Figure record listings:
::::::::::

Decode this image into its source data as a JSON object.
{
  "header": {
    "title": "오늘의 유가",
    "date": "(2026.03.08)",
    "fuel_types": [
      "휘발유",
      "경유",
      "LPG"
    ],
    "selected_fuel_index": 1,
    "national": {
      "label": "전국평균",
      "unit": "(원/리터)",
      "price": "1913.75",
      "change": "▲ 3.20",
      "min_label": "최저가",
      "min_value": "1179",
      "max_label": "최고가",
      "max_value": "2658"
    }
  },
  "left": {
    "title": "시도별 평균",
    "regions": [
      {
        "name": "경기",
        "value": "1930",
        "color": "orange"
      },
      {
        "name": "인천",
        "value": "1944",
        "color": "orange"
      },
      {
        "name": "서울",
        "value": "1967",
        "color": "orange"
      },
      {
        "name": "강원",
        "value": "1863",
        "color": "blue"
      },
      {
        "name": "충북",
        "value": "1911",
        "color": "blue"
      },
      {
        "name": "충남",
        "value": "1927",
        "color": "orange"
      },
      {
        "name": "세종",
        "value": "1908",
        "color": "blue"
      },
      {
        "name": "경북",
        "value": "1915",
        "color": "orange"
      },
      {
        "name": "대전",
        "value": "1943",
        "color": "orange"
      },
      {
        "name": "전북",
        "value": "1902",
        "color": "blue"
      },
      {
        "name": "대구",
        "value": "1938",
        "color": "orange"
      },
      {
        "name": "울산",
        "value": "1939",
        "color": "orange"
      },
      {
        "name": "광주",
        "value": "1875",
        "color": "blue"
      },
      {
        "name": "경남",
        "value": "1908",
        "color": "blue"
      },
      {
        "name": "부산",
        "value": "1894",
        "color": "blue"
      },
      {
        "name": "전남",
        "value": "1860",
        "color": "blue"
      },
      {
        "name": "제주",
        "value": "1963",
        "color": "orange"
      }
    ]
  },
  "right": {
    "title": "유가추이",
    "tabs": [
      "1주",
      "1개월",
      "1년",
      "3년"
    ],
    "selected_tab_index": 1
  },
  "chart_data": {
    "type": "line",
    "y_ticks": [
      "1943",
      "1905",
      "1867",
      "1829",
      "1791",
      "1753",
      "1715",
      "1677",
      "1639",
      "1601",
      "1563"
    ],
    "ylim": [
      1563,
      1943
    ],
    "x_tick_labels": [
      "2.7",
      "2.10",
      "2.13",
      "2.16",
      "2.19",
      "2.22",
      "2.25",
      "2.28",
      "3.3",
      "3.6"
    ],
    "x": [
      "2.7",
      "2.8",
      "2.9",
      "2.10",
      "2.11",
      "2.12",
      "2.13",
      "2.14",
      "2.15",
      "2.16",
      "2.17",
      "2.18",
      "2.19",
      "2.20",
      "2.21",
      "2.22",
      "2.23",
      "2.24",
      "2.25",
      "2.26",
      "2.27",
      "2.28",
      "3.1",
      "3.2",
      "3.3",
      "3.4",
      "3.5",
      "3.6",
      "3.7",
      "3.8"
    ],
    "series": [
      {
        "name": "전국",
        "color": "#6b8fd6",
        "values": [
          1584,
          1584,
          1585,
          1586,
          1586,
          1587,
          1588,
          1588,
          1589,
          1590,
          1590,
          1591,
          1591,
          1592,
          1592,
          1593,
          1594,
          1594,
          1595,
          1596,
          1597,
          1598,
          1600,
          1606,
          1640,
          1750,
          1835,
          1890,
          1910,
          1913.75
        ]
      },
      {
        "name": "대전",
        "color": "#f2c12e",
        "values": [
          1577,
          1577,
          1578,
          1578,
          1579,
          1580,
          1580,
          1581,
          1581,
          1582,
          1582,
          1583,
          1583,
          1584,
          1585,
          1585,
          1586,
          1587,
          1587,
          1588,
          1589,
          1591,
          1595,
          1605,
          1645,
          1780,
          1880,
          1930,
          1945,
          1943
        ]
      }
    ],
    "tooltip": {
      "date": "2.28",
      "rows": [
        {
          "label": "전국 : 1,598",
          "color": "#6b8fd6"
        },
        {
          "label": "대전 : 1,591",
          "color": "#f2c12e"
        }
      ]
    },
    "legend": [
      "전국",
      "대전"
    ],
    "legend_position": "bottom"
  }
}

::::::::::

• _Task to carry out_
Nothing in the listing may be changed; retype it all exactly.

• _Solution_
Decode this image into its source data as a JSON object.
{
  "header": {
    "title": "오늘의 유가",
    "date": "(2026.03.08)",
    "fuel_types": [
      "휘발유",
      "경유",
      "LPG"
    ],
    "selected_fuel_index": 1,
    "national": {
      "label": "전국평균",
      "unit": "(원/리터)",
      "price": "1913.75",
      "change": "▲ 3.20",
      "min_label": "최저가",
      "min_value": "1179",
      "max_label": "최고가",
      "max_value": "2658"
    }
  },
  "left": {
    "title": "시도별 평균",
    "regions": [
      {
        "name": "경기",
        "value": "1930",
        "color": "orange"
      },
      {
        "name": "인천",
        "value": "1944",
        "color": "orange"
      },
      {
        "name": "서울",
        "value": "1967",
        "color": "orange"
      },
      {
        "name": "강원",
        "value": "1863",
        "color": "blue"
      },
      {
        "name": "충북",
        "value": "1911",
        "color": "blue"
      },
      {
        "name": "충남",
        "value": "1927",
        "color": "orange"
      },
      {
        "name": "세종",
        "value": "1908",
        "color": "blue"
      },
      {
        "name": "경북",
        "value": "1915",
        "color": "orange"
      },
      {
        "name": "대전",
        "value": "1943",
        "color": "orange"
      },
      {
        "name": "전북",
        "value": "1902",
        "color": "blue"
      },
      {
        "name": "대구",
        "value": "1938",
        "color": "orange"
      },
      {
        "name": "울산",
        "value": "1939",
        "color": "orange"
      },
      {
        "name": "광주",
        "value": "1875",
        "color": "blue"
      },
      {
        "name": "경남",
        "value": "1908",
        "color": "blue"
      },
      {
        "name": "부산",
        "value": "1894",
        "color": "blue"
      },
      {
        "name": "전남",
        "value": "1860",
        "color": "blue"
      },
      {
        "name": "제주",
        "value": "1963",
        "color": "orange"
      }
    ]
  },
  "right": {
    "title": "유가추이",
    "tabs": [
      "1주",
      "1개월",
      "1년",
      "3년"
    ],
    "selected_tab_index": 1
  },
  "chart_data": {
    "type": "line",
    "y_ticks": [
      "1943",
      "1905",
      "1867",
      "1829",
      "1791",
      "1753",
      "1715",
      "1677",
      "1639",
      "1601",
      "1563"
    ],
    "ylim": [
      1563,
      1943
    ],
    "x_tick_labels": [
      "2.7",
      "2.10",
      "2.13",
      "2.16",
      "2.19",
      "2.22",
      "2.25",
      "2.28",
      "3.3",
      "3.6"
    ],
    "x": [
      "2.7",
      "2.8",
      "2.9",
      "2.10",
      "2.11",
      "2.12",
      "2.13",
      "2.14",
      "2.15",
      "2.16",
      "2.17",
      "2.18",
      "2.19",
      "2.20",
      "2.21",
      "2.22",
      "2.23",
      "2.24",
      "2.25",
      "2.26",
      "2.27",
      "2.28",
      "3.1",
      "3.2",
      "3.3",
      "3.4",
      "3.5",
      "3.6",
      "3.7",
      "3.8"
    ],
    "series": [
      {
        "name": "전국",
        "color": "#6b8fd6",
        "values": [
          1584,
          1584,
          1585,
          1586,
          1586,
          1587,
          1588,
          1588,
          1589,
          1590,
          1590,
          1591,
          1591,
          1592,
          1592,
          1593,
          1594,
          1594,
          1595,
          1596,
          1597,
          1598,
          1600,
          1606,
          1640,
          1750,
          1835,
          1890,
          1910,
          1913.75
        ]
      },
      {
        "name": "대전",
        "color": "#f2c12e",
        "values": [
          1577,
          1577,
          1578,
          1578,
          1579,
          1580,
          1580,
          1581,
          1581,
          1582,
          1582,
          1583,
          1583,
          1584,
          1585,
          1585,
          1586,
          1587,
          1587,
          1588,
          1589,
          1591,
          1595,
          1605,
          1645,
          1780,
          1880,
          1930,
          1945,
          1943
        ]
      }
    ],
    "tooltip": {
      "date": "2.28",
      "rows": [
        {
          "label": "전국 : 1,598",
          "color": "#6b8fd6"
        },
        {
          "label": "대전 : 1,591",
          "color": "#f2c12e"
        }
      ]
    },
    "legend": [
      "전국",
      "대전"
    ],
    "legend_position": "bottom"
  }
}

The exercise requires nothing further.